### Task description
Check every line of the entries that follow, and copy the ones containing "ecografia".

──────── Dataset records

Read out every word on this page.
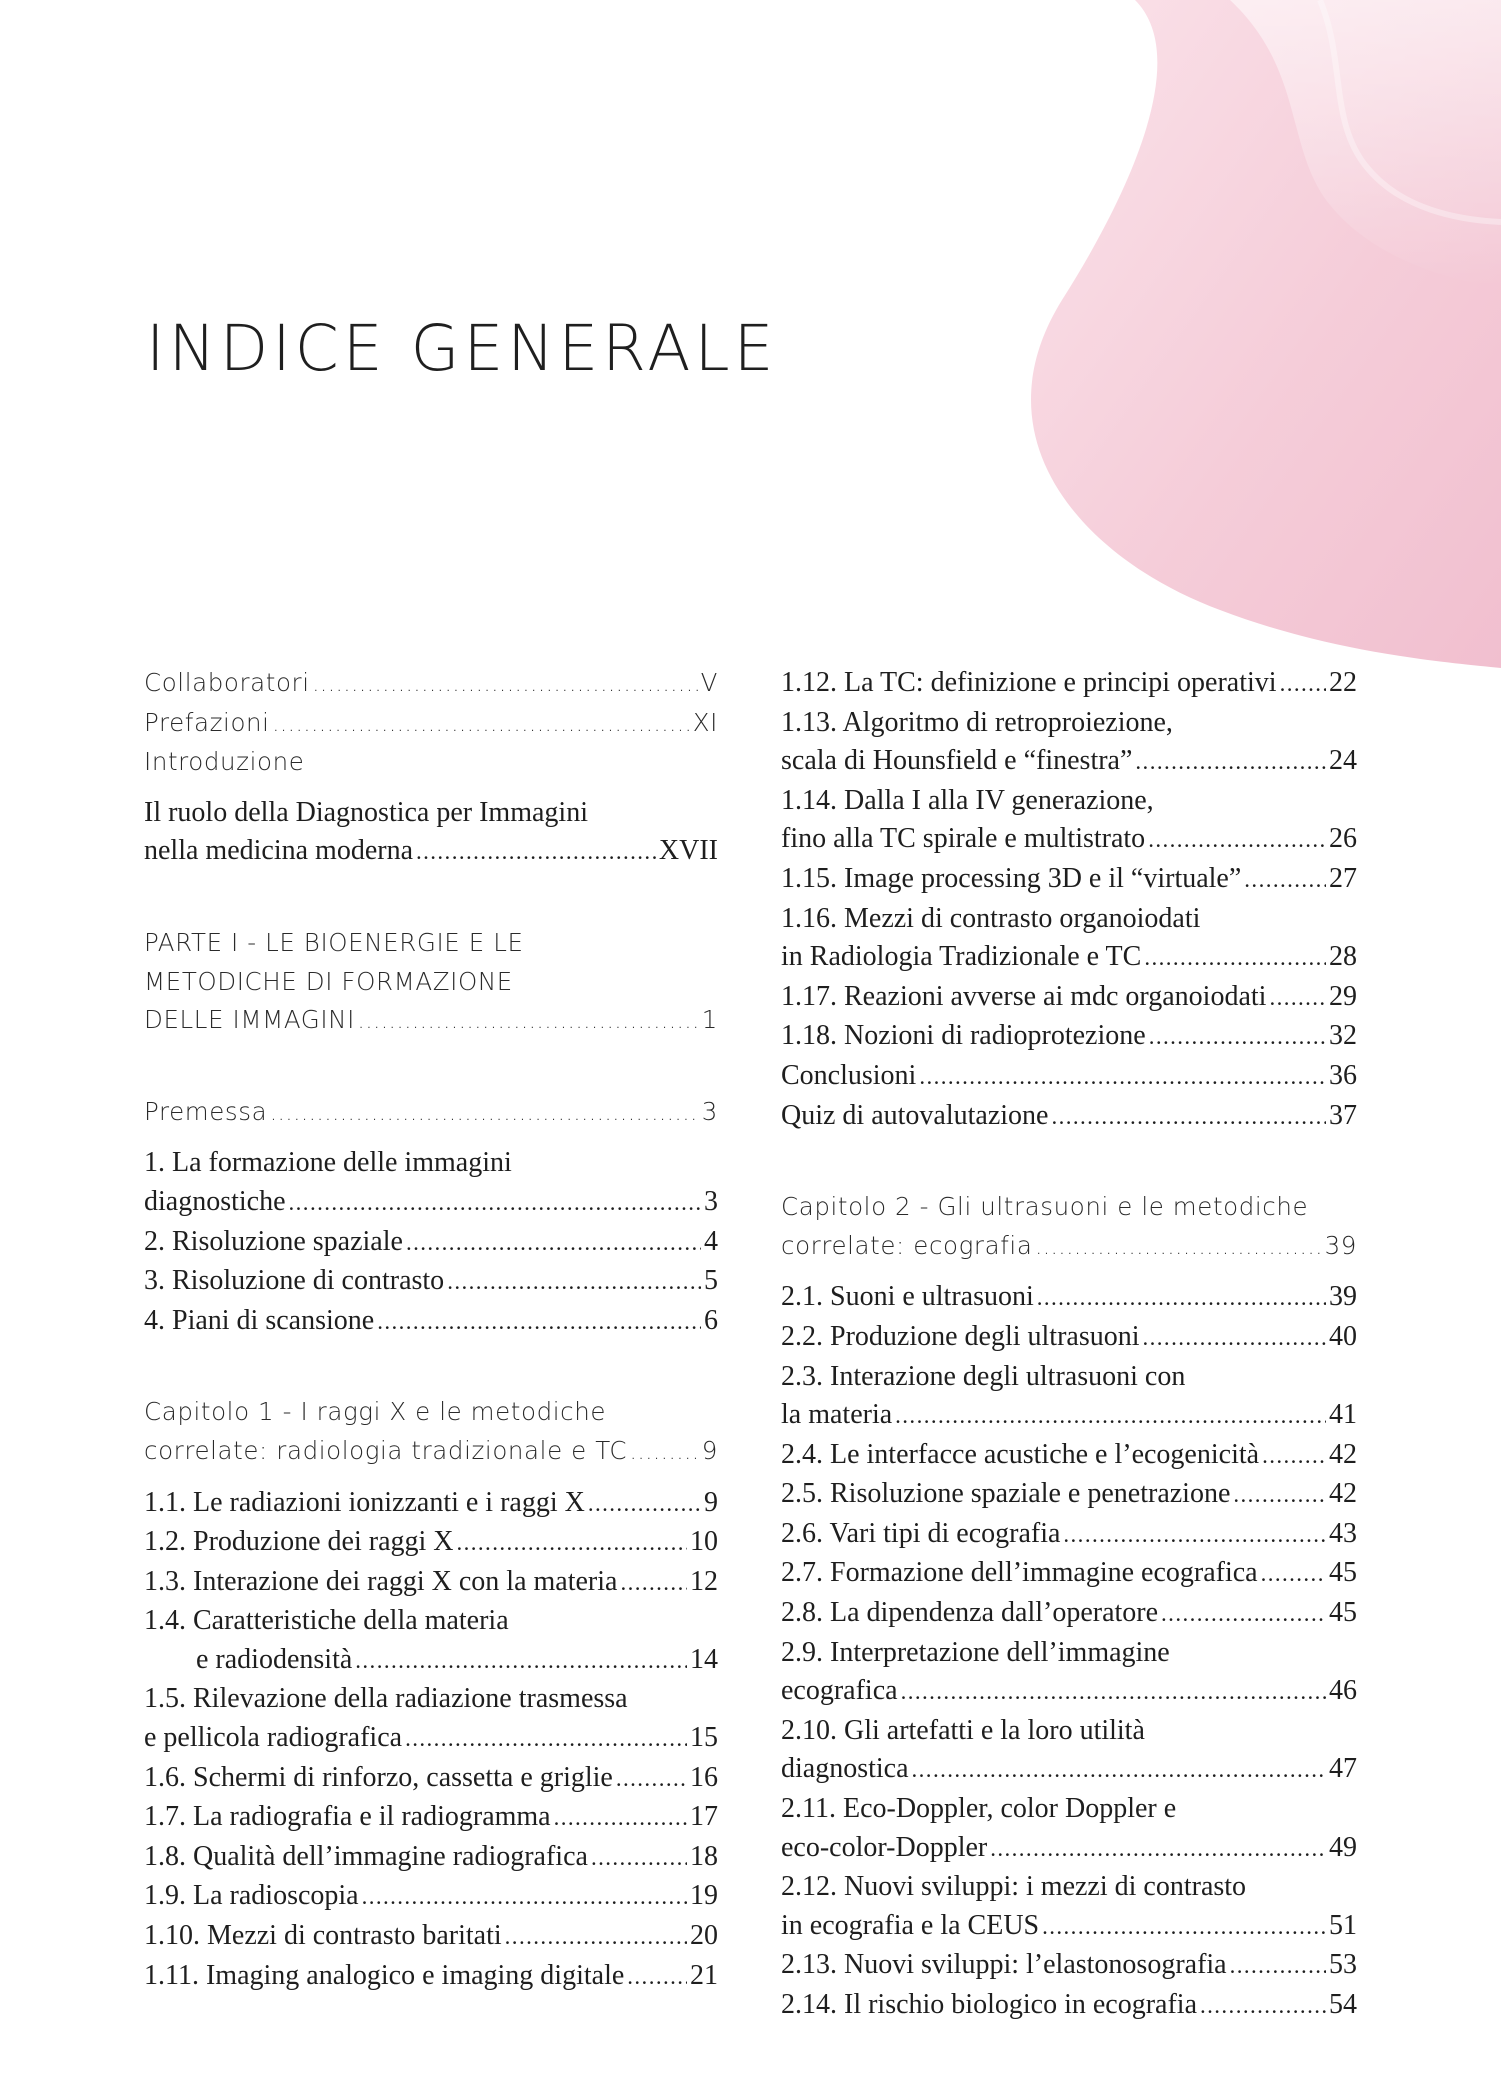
INDICE GENERALE
Collaboratori .....	V
Prefazioni .....	XI
Introduzione
Il ruolo della Diagnostica per Immagini
nella medicina moderna .....	XVII
PARTE I - LE BIOENERGIE E LE
METODICHE DI FORMAZIONE
DELLE IMMAGINI .....	1
Premessa .....	3
1. La formazione delle immagini
diagnostiche .....	3
2. Risoluzione spaziale .....	4
3. Risoluzione di contrasto .....	5
4. Piani di scansione .....	6
Capitolo 1 - I raggi X e le metodiche
correlate: radiologia tradizionale e TC .....	9
1.1. Le radiazioni ionizzanti e i raggi X .....	9
1.2. Produzione dei raggi X .....	10
1.3. Interazione dei raggi X con la materia .....	12
1.4. Caratteristiche della materia
e radiodensità .....	14
1.5. Rilevazione della radiazione trasmessa
e pellicola radiografica .....	15
1.6. Schermi di rinforzo, cassetta e griglie .....	16
1.7. La radiografia e il radiogramma .....	17
1.8. Qualità dell’immagine radiografica .....	18
1.9. La radioscopia .....	19
1.10. Mezzi di contrasto baritati .....	20
1.11. Imaging analogico e imaging digitale ..... 21
1.12. La TC: definizione e principi operativi ..... 22
1.13. Algoritmo di retroproiezione,
scala di Hounsfield e “finestra” .....	24
1.14. Dalla I alla IV generazione,
fino alla TC spirale e multistrato .....	26
1.15. Image processing 3D e il “virtuale” .....	27
1.16. Mezzi di contrasto organoiodati
in Radiologia Tradizionale e TC .....	28
1.17. Reazioni avverse ai mdc organoiodati ..... 29
1.18. Nozioni di radioprotezione .....	32
Conclusioni .....	36
Quiz di autovalutazione .....	37
Capitolo 2 - Gli ultrasuoni e le metodiche
correlate: ecografia .....	39
2.1. Suoni e ultrasuoni .....	39
2.2. Produzione degli ultrasuoni .....	40
2.3. Interazione degli ultrasuoni con
la materia .....	41
2.4. Le interfacce acustiche e l’ecogenicità ..... 42
2.5. Risoluzione spaziale e penetrazione .....	42
2.6. Vari tipi di ecografia .....	43
2.7. Formazione dell’immagine ecografica .....	45
2.8. La dipendenza dall’operatore .....	45
2.9. Interpretazione dell’immagine
ecografica .....	46
2.10. Gli artefatti e la loro utilità
diagnostica .....	47
2.11. Eco-Doppler, color Doppler e
eco-color-Doppler .....	49
2.12. Nuovi sviluppi: i mezzi di contrasto
in ecografia e la CEUS .....	51
2.13. Nuovi sviluppi: l’elastonosografia .....	53
2.14. Il rischio biologico in ecografia .....	54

────────────────

### Finished answer
correlate: ecografia .....	39
2.6. Vari tipi di ecografia .....	43
in ecografia e la CEUS .....	51
2.14. Il rischio biologico in ecografia .....	54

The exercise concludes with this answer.